[Data listing]
----------------

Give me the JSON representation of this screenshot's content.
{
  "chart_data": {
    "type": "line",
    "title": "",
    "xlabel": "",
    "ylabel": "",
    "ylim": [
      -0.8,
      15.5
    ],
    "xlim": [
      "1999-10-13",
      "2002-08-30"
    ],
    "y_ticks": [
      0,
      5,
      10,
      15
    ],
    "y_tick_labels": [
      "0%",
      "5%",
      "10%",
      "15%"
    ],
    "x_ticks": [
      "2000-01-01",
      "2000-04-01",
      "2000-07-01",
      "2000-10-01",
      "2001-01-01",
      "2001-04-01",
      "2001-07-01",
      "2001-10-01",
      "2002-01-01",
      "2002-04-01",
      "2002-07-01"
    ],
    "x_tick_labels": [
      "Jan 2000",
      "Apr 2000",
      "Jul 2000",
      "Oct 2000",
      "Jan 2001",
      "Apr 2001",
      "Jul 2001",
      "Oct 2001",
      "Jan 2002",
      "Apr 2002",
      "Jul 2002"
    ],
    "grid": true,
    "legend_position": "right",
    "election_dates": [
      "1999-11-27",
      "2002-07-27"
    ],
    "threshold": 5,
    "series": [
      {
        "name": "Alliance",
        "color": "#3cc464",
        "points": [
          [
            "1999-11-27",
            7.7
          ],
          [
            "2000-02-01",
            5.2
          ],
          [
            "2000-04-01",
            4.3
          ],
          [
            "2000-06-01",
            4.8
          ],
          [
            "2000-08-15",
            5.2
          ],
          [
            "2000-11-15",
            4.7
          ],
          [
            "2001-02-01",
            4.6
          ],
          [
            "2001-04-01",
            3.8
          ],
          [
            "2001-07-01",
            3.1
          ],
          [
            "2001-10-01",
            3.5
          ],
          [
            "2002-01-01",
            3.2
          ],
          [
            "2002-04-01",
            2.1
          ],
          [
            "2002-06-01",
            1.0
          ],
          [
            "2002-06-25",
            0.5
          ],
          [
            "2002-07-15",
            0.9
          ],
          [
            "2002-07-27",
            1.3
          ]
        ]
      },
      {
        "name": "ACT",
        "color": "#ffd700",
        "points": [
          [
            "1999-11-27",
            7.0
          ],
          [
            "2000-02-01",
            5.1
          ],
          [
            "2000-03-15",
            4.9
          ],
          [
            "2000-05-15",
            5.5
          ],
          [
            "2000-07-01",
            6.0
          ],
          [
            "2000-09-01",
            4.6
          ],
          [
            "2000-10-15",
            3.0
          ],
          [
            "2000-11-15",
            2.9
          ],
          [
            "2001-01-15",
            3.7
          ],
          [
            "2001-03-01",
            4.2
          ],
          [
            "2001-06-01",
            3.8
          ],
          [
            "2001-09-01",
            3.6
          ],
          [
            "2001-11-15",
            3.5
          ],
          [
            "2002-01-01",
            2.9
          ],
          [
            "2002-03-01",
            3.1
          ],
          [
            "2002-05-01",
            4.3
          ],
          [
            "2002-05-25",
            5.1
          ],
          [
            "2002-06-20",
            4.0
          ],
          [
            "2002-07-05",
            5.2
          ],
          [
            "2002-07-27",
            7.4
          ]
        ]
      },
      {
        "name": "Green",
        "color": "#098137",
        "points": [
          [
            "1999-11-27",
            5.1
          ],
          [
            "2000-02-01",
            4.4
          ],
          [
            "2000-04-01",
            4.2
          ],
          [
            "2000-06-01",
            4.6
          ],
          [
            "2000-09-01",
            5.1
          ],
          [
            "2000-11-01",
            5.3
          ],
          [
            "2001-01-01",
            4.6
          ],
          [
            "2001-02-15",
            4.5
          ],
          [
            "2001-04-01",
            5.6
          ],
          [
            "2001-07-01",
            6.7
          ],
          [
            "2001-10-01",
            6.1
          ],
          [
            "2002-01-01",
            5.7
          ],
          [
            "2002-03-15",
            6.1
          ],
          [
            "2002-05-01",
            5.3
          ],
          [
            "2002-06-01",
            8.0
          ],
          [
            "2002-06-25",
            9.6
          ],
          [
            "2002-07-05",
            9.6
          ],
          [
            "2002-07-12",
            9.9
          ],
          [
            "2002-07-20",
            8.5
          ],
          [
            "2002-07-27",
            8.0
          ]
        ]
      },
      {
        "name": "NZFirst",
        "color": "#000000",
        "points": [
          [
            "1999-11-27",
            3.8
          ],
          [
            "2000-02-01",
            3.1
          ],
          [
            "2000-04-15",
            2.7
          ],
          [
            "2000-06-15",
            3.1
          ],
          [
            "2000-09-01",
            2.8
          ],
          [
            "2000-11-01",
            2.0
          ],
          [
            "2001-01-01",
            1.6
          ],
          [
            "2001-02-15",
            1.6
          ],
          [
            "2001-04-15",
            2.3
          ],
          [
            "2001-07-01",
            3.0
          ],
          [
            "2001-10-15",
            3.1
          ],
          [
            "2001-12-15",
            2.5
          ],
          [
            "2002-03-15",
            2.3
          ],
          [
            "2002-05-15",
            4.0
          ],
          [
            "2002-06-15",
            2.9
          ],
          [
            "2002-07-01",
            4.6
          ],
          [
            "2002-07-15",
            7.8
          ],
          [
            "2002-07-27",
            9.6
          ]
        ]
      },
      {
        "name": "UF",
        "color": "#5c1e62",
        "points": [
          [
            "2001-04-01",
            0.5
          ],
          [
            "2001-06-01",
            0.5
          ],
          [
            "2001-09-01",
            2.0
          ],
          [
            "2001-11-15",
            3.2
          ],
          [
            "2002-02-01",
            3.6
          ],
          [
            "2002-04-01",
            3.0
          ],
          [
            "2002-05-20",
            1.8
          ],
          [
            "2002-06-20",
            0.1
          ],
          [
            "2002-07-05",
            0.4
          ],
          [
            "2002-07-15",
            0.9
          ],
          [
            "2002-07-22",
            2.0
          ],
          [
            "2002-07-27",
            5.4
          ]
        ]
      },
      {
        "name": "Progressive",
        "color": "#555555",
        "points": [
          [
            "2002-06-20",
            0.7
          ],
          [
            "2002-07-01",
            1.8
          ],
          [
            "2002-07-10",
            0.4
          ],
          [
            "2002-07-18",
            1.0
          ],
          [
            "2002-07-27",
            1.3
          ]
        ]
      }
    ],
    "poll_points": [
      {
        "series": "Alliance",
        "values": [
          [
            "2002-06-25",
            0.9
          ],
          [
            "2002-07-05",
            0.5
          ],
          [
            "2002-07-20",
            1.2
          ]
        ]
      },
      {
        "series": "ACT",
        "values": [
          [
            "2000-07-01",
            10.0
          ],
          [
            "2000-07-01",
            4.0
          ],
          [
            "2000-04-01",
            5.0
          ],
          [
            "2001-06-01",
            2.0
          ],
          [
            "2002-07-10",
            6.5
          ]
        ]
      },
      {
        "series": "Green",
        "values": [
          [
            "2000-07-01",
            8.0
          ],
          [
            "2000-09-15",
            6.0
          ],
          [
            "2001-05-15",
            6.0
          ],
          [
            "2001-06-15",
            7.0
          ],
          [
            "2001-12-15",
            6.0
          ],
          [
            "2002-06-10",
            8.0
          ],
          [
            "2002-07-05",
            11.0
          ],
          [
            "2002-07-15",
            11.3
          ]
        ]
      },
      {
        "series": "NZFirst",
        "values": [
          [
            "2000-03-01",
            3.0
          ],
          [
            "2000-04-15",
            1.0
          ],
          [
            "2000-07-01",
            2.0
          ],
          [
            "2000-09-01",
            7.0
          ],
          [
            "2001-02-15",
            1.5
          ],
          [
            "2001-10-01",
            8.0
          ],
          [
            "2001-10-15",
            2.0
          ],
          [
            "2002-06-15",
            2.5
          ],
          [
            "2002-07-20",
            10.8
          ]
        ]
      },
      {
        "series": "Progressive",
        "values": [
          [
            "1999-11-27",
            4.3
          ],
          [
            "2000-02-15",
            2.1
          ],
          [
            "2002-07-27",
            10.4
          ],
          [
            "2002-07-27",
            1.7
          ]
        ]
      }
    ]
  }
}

----------------

> WRITTEN REQUEST: Copy, from the material above, each line in which the string "series" occurs.

> WRITTEN SOLUTION:
    "series": [
        "series": "Alliance",
        "series": "ACT",
        "series": "Green",
        "series": "NZFirst",
        "series": "Progressive",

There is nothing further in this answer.